#### THE EXERCISE:
Return each line of the listing below, unchanged, and omit the images.

--- BEGIN MATERIAL PROVIDED ---

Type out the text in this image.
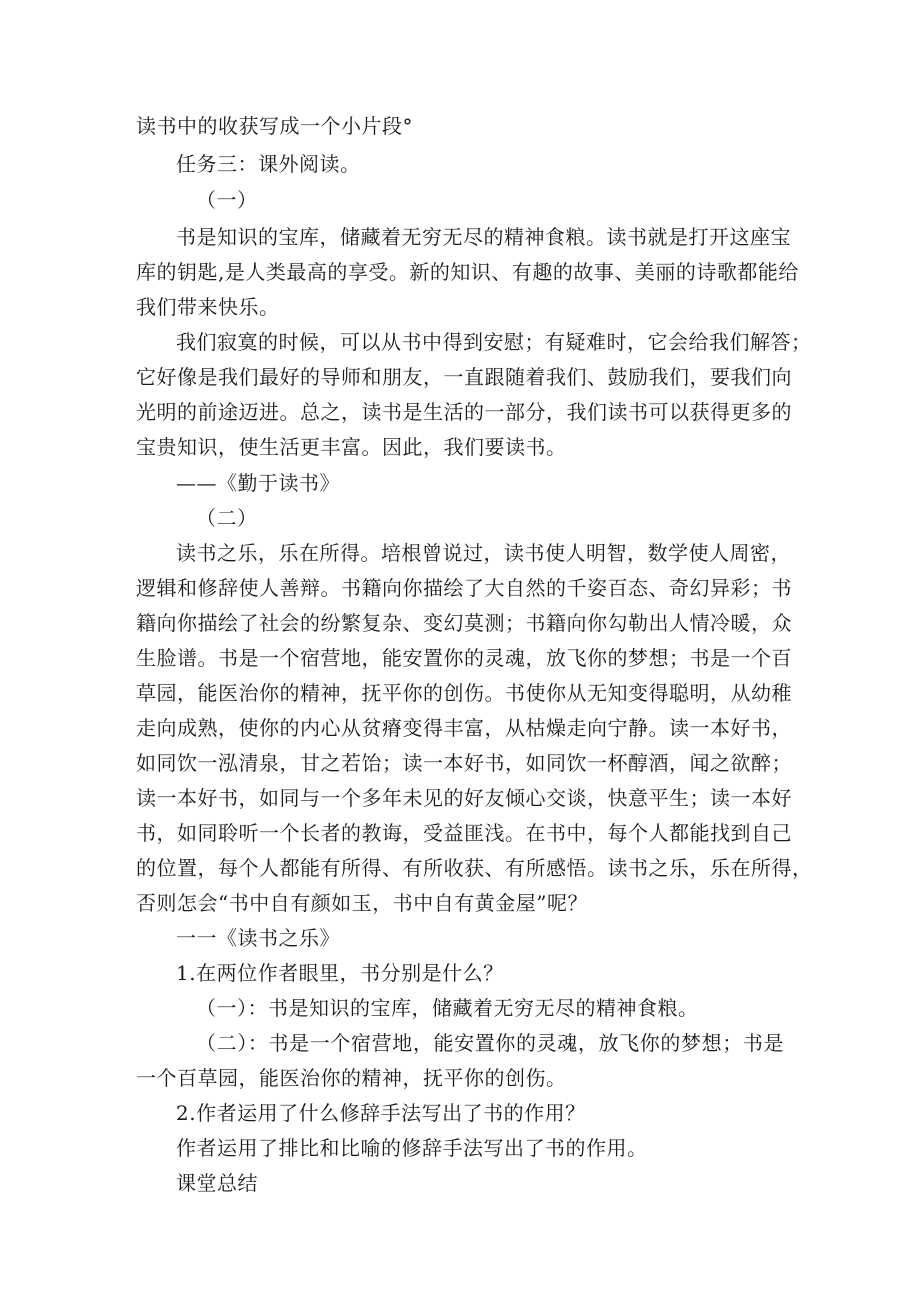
读书中的收获写成一个小片段°
任务三：课外阅读。
（一）
书是知识的宝库，储藏着无穷无尽的精神食粮。读书就是打开这座宝
库的钥匙,是人类最高的享受。新的知识、有趣的故事、美丽的诗歌都能给
我们带来快乐。
我们寂寞的时候，可以从书中得到安慰；有疑难时，它会给我们解答；
它好像是我们最好的导师和朋友，一直跟随着我们、鼓励我们，要我们向
光明的前途迈进。总之，读书是生活的一部分，我们读书可以获得更多的
宝贵知识，使生活更丰富。因此，我们要读书。
——《勤于读书》
（二）
读书之乐，乐在所得。培根曾说过，读书使人明智，数学使人周密，
逻辑和修辞使人善辩。书籍向你描绘了大自然的千姿百态、奇幻异彩；书
籍向你描绘了社会的纷繁复杂、变幻莫测；书籍向你勾勒出人情冷暖，众
生脸谱。书是一个宿营地，能安置你的灵魂，放飞你的梦想；书是一个百
草园，能医治你的精神，抚平你的创伤。书使你从无知变得聪明，从幼稚
走向成熟，使你的内心从贫瘠变得丰富，从枯燥走向宁静。读一本好书，
如同饮一泓清泉，甘之若饴；读一本好书，如同饮一杯醇酒，闻之欲醉；
读一本好书，如同与一个多年未见的好友倾心交谈，快意平生；读一本好
书，如同聆听一个长者的教诲，受益匪浅。在书中，每个人都能找到自己
的位置，每个人都能有所得、有所收获、有所感悟。读书之乐，乐在所得，
否则怎会“书中自有颜如玉，书中自有黄金屋”呢？
一一《读书之乐》
1.在两位作者眼里，书分别是什么？
（一）：书是知识的宝库，储藏着无穷无尽的精神食粮。
（二）：书是一个宿营地，能安置你的灵魂，放飞你的梦想；书是
一个百草园，能医治你的精神，抚平你的创伤。
2.作者运用了什么修辞手法写出了书的作用？
作者运用了排比和比喻的修辞手法写出了书的作用。
课堂总结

--- END MATERIAL PROVIDED ---

#### EXERCISE RESPONSE:
Type out the text in this image.
读书中的收获写成一个小片段°
任务三：课外阅读。
（一）
书是知识的宝库，储藏着无穷无尽的精神食粮。读书就是打开这座宝
库的钥匙,是人类最高的享受。新的知识、有趣的故事、美丽的诗歌都能给
我们带来快乐。
我们寂寞的时候，可以从书中得到安慰；有疑难时，它会给我们解答；
它好像是我们最好的导师和朋友，一直跟随着我们、鼓励我们，要我们向
光明的前途迈进。总之，读书是生活的一部分，我们读书可以获得更多的
宝贵知识，使生活更丰富。因此，我们要读书。
——《勤于读书》
（二）
读书之乐，乐在所得。培根曾说过，读书使人明智，数学使人周密，
逻辑和修辞使人善辩。书籍向你描绘了大自然的千姿百态、奇幻异彩；书
籍向你描绘了社会的纷繁复杂、变幻莫测；书籍向你勾勒出人情冷暖，众
生脸谱。书是一个宿营地，能安置你的灵魂，放飞你的梦想；书是一个百
草园，能医治你的精神，抚平你的创伤。书使你从无知变得聪明，从幼稚
走向成熟，使你的内心从贫瘠变得丰富，从枯燥走向宁静。读一本好书，
如同饮一泓清泉，甘之若饴；读一本好书，如同饮一杯醇酒，闻之欲醉；
读一本好书，如同与一个多年未见的好友倾心交谈，快意平生；读一本好
书，如同聆听一个长者的教诲，受益匪浅。在书中，每个人都能找到自己
的位置，每个人都能有所得、有所收获、有所感悟。读书之乐，乐在所得，
否则怎会“书中自有颜如玉，书中自有黄金屋”呢？
一一《读书之乐》
1.在两位作者眼里，书分别是什么？
（一）：书是知识的宝库，储藏着无穷无尽的精神食粮。
（二）：书是一个宿营地，能安置你的灵魂，放飞你的梦想；书是
一个百草园，能医治你的精神，抚平你的创伤。
2.作者运用了什么修辞手法写出了书的作用？
作者运用了排比和比喻的修辞手法写出了书的作用。
课堂总结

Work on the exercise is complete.